Material to process:
'''
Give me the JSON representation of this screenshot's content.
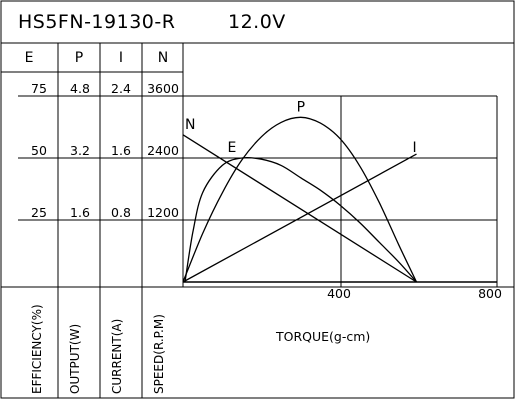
{
  "chart_data": {
    "type": "line",
    "title": "HS5FN-19130-R",
    "subtitle": "12.0V",
    "xlabel": "TORQUE(g-cm)",
    "xlim": [
      0,
      800
    ],
    "x_ticks": [
      "400",
      "800"
    ],
    "scale_table": {
      "columns": [
        {
          "key": "E",
          "header": "E",
          "axis_label": "EFFICIENCY(%)",
          "ticks": [
            "75",
            "50",
            "25"
          ],
          "max": 100
        },
        {
          "key": "P",
          "header": "P",
          "axis_label": "OUTPUT(W)",
          "ticks": [
            "4.8",
            "3.2",
            "1.6"
          ],
          "max": 6.4
        },
        {
          "key": "I",
          "header": "I",
          "axis_label": "CURRENT(A)",
          "ticks": [
            "2.4",
            "1.6",
            "0.8"
          ],
          "max": 3.2
        },
        {
          "key": "N",
          "header": "N",
          "axis_label": "SPEED(R.P.M)",
          "ticks": [
            "3600",
            "2400",
            "1200"
          ],
          "max": 4800
        }
      ]
    },
    "grid": true,
    "series": [
      {
        "name": "N",
        "axis": "N",
        "x": [
          0,
          595
        ],
        "y": [
          2850,
          0
        ]
      },
      {
        "name": "I",
        "axis": "I",
        "x": [
          0,
          595
        ],
        "y": [
          0,
          1.65
        ]
      },
      {
        "name": "P",
        "axis": "P",
        "x": [
          0,
          50,
          100,
          150,
          200,
          250,
          300,
          350,
          400,
          450,
          500,
          550,
          595
        ],
        "y": [
          0,
          1.25,
          2.3,
          3.15,
          3.75,
          4.12,
          4.25,
          4.1,
          3.7,
          3.0,
          2.05,
          0.95,
          0
        ]
      },
      {
        "name": "E",
        "axis": "E",
        "x": [
          5,
          25,
          50,
          100,
          150,
          200,
          250,
          300,
          350,
          400,
          450,
          500,
          550,
          595
        ],
        "y": [
          0,
          20,
          36,
          47,
          50,
          49.5,
          47,
          42,
          37,
          31,
          24,
          16,
          8,
          0
        ]
      }
    ]
  }
}
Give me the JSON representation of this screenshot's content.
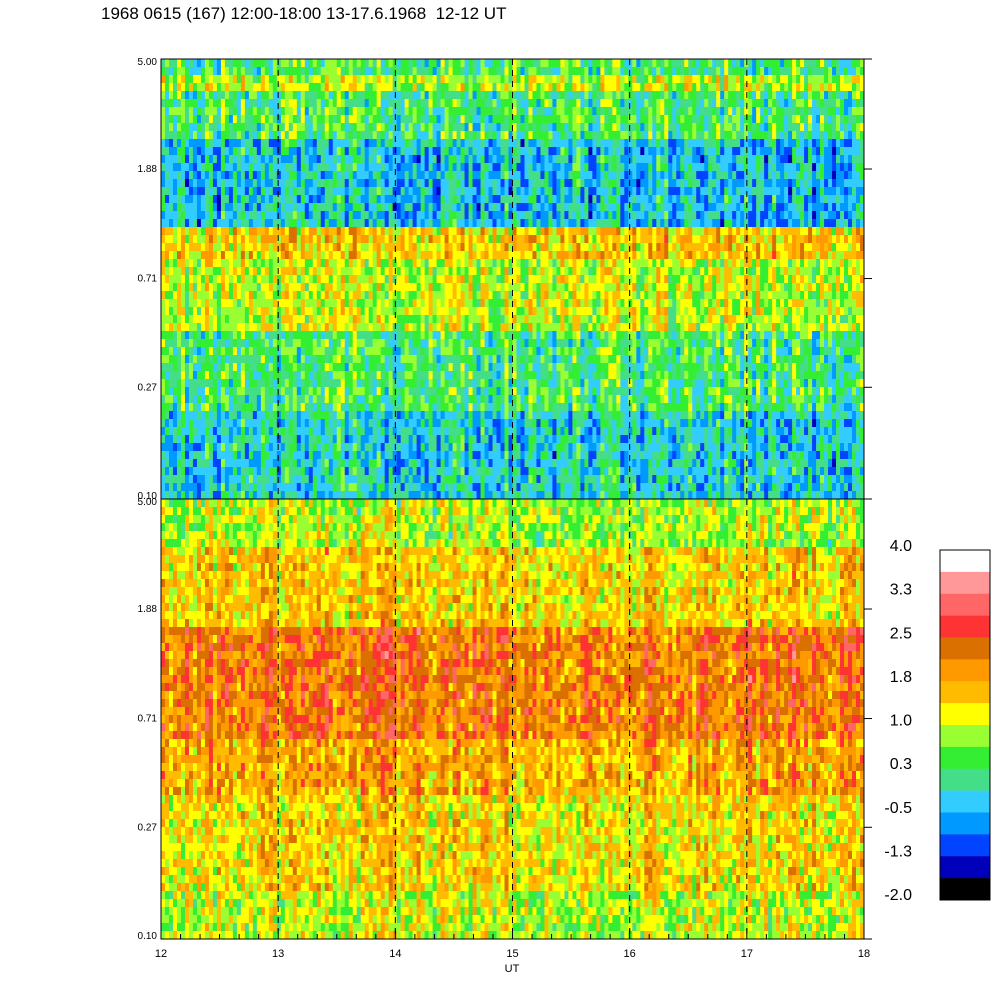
{
  "title": "1968 0615 (167) 12:00-18:00 13-17.6.1968  12-12 UT",
  "chart_data": {
    "type": "heatmap",
    "x": {
      "label": "UT",
      "range": [
        12,
        18
      ],
      "ticks": [
        "12",
        "13",
        "14",
        "15",
        "16",
        "17",
        "18"
      ],
      "dashed_gridlines_at": [
        13,
        14,
        15,
        16,
        17
      ]
    },
    "panels": [
      {
        "id": "top",
        "y": {
          "scale": "log",
          "range": [
            0.1,
            5.0
          ],
          "ticks": [
            "0.10",
            "0.27",
            "0.71",
            "1.88",
            "5.00"
          ]
        },
        "bands": [
          {
            "y": [
              3.85,
              4.3
            ],
            "level": 1.0
          },
          {
            "y": [
              2.4,
              5.0
            ],
            "level": 0.3
          },
          {
            "y": [
              1.15,
              2.4
            ],
            "level": -0.3
          },
          {
            "y": [
              0.85,
              1.15
            ],
            "level": 1.5
          },
          {
            "y": [
              0.45,
              0.85
            ],
            "level": 1.0
          },
          {
            "y": [
              0.22,
              0.45
            ],
            "level": 0.3
          },
          {
            "y": [
              0.1,
              0.22
            ],
            "level": -0.2
          }
        ]
      },
      {
        "id": "bottom",
        "y": {
          "scale": "log",
          "range": [
            0.1,
            5.0
          ],
          "ticks": [
            "0.10",
            "0.27",
            "0.71",
            "1.88",
            "5.00"
          ]
        },
        "bands": [
          {
            "y": [
              3.2,
              5.0
            ],
            "level": 0.9
          },
          {
            "y": [
              1.6,
              3.2
            ],
            "level": 1.5
          },
          {
            "y": [
              0.6,
              1.6
            ],
            "level": 2.2
          },
          {
            "y": [
              0.35,
              0.6
            ],
            "level": 1.8
          },
          {
            "y": [
              0.15,
              0.35
            ],
            "level": 1.4
          },
          {
            "y": [
              0.1,
              0.15
            ],
            "level": 1.0
          }
        ]
      }
    ],
    "colorbar": {
      "range": [
        -2.0,
        4.0
      ],
      "tick_labels": [
        "4.0",
        "3.3",
        "2.5",
        "1.8",
        "1.0",
        "0.3",
        "-0.5",
        "-1.3",
        "-2.0"
      ],
      "colors": [
        "#ffffff",
        "#ff9999",
        "#ff6666",
        "#ff3333",
        "#d97000",
        "#ff9900",
        "#ffbb00",
        "#ffff00",
        "#99ff33",
        "#33ee33",
        "#44dd88",
        "#33ccff",
        "#0099ff",
        "#0044ff",
        "#0000bb",
        "#000000"
      ]
    }
  }
}
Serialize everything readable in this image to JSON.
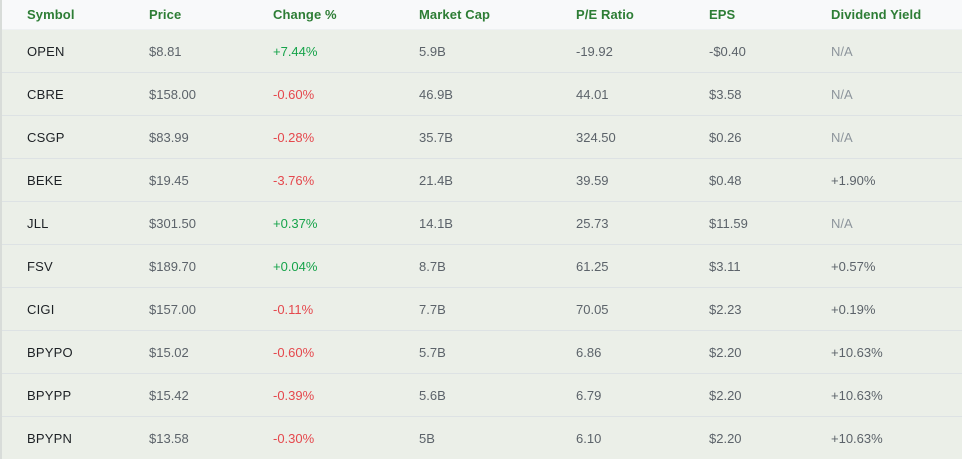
{
  "colors": {
    "header_bg": "#f8f9fa",
    "row_bg": "#ebefe8",
    "divider": "#dde2e4",
    "header_text": "#2d7d35",
    "symbol_text": "#1d2125",
    "value_text": "#5c636a",
    "muted_text": "#8d959c",
    "positive": "#16a34a",
    "negative": "#e5484d"
  },
  "table": {
    "columns": [
      {
        "id": "symbol",
        "label": "Symbol"
      },
      {
        "id": "price",
        "label": "Price"
      },
      {
        "id": "change",
        "label": "Change %"
      },
      {
        "id": "market_cap",
        "label": "Market Cap"
      },
      {
        "id": "pe_ratio",
        "label": "P/E Ratio"
      },
      {
        "id": "eps",
        "label": "EPS"
      },
      {
        "id": "dividend_yield",
        "label": "Dividend Yield"
      }
    ],
    "rows": [
      {
        "symbol": "OPEN",
        "price": "$8.81",
        "change": "+7.44%",
        "change_dir": "up",
        "market_cap": "5.9B",
        "pe_ratio": "-19.92",
        "eps": "-$0.40",
        "dividend_yield": "N/A"
      },
      {
        "symbol": "CBRE",
        "price": "$158.00",
        "change": "-0.60%",
        "change_dir": "down",
        "market_cap": "46.9B",
        "pe_ratio": "44.01",
        "eps": "$3.58",
        "dividend_yield": "N/A"
      },
      {
        "symbol": "CSGP",
        "price": "$83.99",
        "change": "-0.28%",
        "change_dir": "down",
        "market_cap": "35.7B",
        "pe_ratio": "324.50",
        "eps": "$0.26",
        "dividend_yield": "N/A"
      },
      {
        "symbol": "BEKE",
        "price": "$19.45",
        "change": "-3.76%",
        "change_dir": "down",
        "market_cap": "21.4B",
        "pe_ratio": "39.59",
        "eps": "$0.48",
        "dividend_yield": "+1.90%"
      },
      {
        "symbol": "JLL",
        "price": "$301.50",
        "change": "+0.37%",
        "change_dir": "up",
        "market_cap": "14.1B",
        "pe_ratio": "25.73",
        "eps": "$11.59",
        "dividend_yield": "N/A"
      },
      {
        "symbol": "FSV",
        "price": "$189.70",
        "change": "+0.04%",
        "change_dir": "up",
        "market_cap": "8.7B",
        "pe_ratio": "61.25",
        "eps": "$3.11",
        "dividend_yield": "+0.57%"
      },
      {
        "symbol": "CIGI",
        "price": "$157.00",
        "change": "-0.11%",
        "change_dir": "down",
        "market_cap": "7.7B",
        "pe_ratio": "70.05",
        "eps": "$2.23",
        "dividend_yield": "+0.19%"
      },
      {
        "symbol": "BPYPO",
        "price": "$15.02",
        "change": "-0.60%",
        "change_dir": "down",
        "market_cap": "5.7B",
        "pe_ratio": "6.86",
        "eps": "$2.20",
        "dividend_yield": "+10.63%"
      },
      {
        "symbol": "BPYPP",
        "price": "$15.42",
        "change": "-0.39%",
        "change_dir": "down",
        "market_cap": "5.6B",
        "pe_ratio": "6.79",
        "eps": "$2.20",
        "dividend_yield": "+10.63%"
      },
      {
        "symbol": "BPYPN",
        "price": "$13.58",
        "change": "-0.30%",
        "change_dir": "down",
        "market_cap": "5B",
        "pe_ratio": "6.10",
        "eps": "$2.20",
        "dividend_yield": "+10.63%"
      }
    ]
  }
}
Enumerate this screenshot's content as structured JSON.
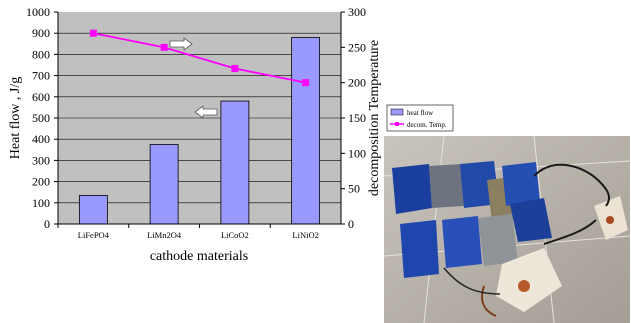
{
  "chart_data": {
    "type": "bar",
    "categories": [
      "LiFePO4",
      "LiMn2O4",
      "LiCoO2",
      "LiNiO2"
    ],
    "series": [
      {
        "name": "heat flow",
        "type": "bar",
        "axis": "left",
        "values": [
          135,
          375,
          580,
          880
        ],
        "color": "#9999ff"
      },
      {
        "name": "decom. Temp.",
        "type": "line",
        "axis": "right",
        "values": [
          270,
          250,
          220,
          200
        ],
        "color": "#ff00ff"
      }
    ],
    "xlabel": "cathode materials",
    "ylabel": "Heat flow , J/g",
    "y2label": "decomposition Temperature",
    "ylim": [
      0,
      1000
    ],
    "y2lim": [
      0,
      300
    ],
    "yticks": [
      "0",
      "100",
      "200",
      "300",
      "400",
      "500",
      "600",
      "700",
      "800",
      "900",
      "1000"
    ],
    "y2ticks": [
      "0",
      "50",
      "100",
      "150",
      "200",
      "250",
      "300"
    ],
    "grid": true,
    "legend_position": "bottom-right, outside plot"
  },
  "photo": {
    "icon": "degraded-battery-pouches-photo"
  }
}
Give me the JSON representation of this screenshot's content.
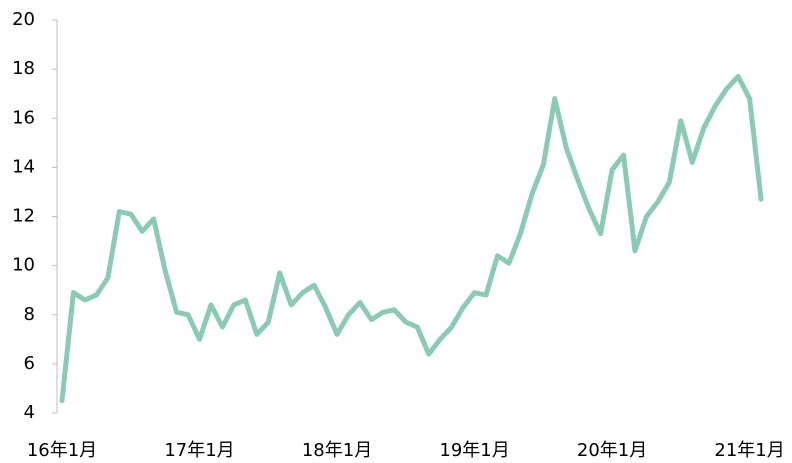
{
  "chart_data": {
    "type": "line",
    "categories": [
      "16年1月",
      null,
      null,
      null,
      null,
      null,
      null,
      null,
      null,
      null,
      null,
      null,
      "17年1月",
      null,
      null,
      null,
      null,
      null,
      null,
      null,
      null,
      null,
      null,
      null,
      "18年1月",
      null,
      null,
      null,
      null,
      null,
      null,
      null,
      null,
      null,
      null,
      null,
      "19年1月",
      null,
      null,
      null,
      null,
      null,
      null,
      null,
      null,
      null,
      null,
      null,
      "20年1月",
      null,
      null,
      null,
      null,
      null,
      null,
      null,
      null,
      null,
      null,
      null,
      "21年1月",
      null
    ],
    "series": [
      {
        "color": "#8ccbb3",
        "values": [
          4.5,
          8.9,
          8.6,
          8.8,
          9.5,
          12.2,
          12.1,
          11.4,
          11.9,
          9.8,
          8.1,
          8.0,
          7.0,
          8.4,
          7.5,
          8.4,
          8.6,
          7.2,
          7.7,
          9.7,
          8.4,
          8.9,
          9.2,
          8.3,
          7.2,
          8.0,
          8.5,
          7.8,
          8.1,
          8.2,
          7.7,
          7.5,
          6.4,
          7.0,
          7.5,
          8.3,
          8.9,
          8.8,
          10.4,
          10.1,
          11.3,
          12.9,
          14.1,
          16.8,
          14.8,
          13.5,
          12.3,
          11.3,
          13.9,
          14.5,
          10.6,
          12.0,
          12.6,
          13.4,
          15.9,
          14.2,
          15.6,
          16.5,
          17.2,
          17.7,
          16.8,
          12.7
        ]
      }
    ],
    "ylim": [
      4,
      20
    ],
    "yticks": [
      4,
      6,
      8,
      10,
      12,
      14,
      16,
      18,
      20
    ]
  }
}
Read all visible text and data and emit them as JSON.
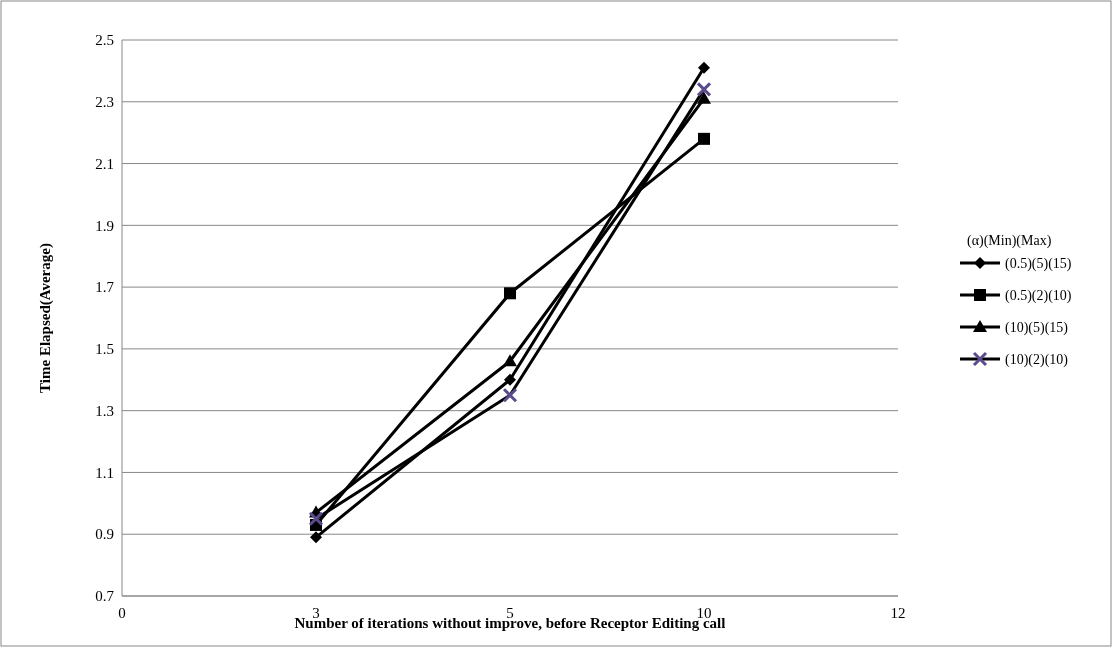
'''
Instructions to follow:
Copy all lines from the data that hold the word "xlabel".

The result:
    "xlabel": "TORQUE(g-cm)",
    "xlabel": "cathode materials",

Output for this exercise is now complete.